Every line of the material below should be repeated exactly.

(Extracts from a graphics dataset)
################

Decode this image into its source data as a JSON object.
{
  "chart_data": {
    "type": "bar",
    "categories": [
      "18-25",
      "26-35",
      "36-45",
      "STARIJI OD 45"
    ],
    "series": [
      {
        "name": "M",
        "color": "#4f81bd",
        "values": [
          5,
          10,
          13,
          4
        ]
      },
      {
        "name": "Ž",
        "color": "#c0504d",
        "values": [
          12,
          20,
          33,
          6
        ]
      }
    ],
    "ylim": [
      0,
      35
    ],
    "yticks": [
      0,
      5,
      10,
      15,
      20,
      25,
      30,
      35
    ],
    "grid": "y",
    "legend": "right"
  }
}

################

Expected answer
Decode this image into its source data as a JSON object.
{
  "chart_data": {
    "type": "bar",
    "categories": [
      "18-25",
      "26-35",
      "36-45",
      "STARIJI OD 45"
    ],
    "series": [
      {
        "name": "M",
        "color": "#4f81bd",
        "values": [
          5,
          10,
          13,
          4
        ]
      },
      {
        "name": "Ž",
        "color": "#c0504d",
        "values": [
          12,
          20,
          33,
          6
        ]
      }
    ],
    "ylim": [
      0,
      35
    ],
    "yticks": [
      0,
      5,
      10,
      15,
      20,
      25,
      30,
      35
    ],
    "grid": "y",
    "legend": "right"
  }
}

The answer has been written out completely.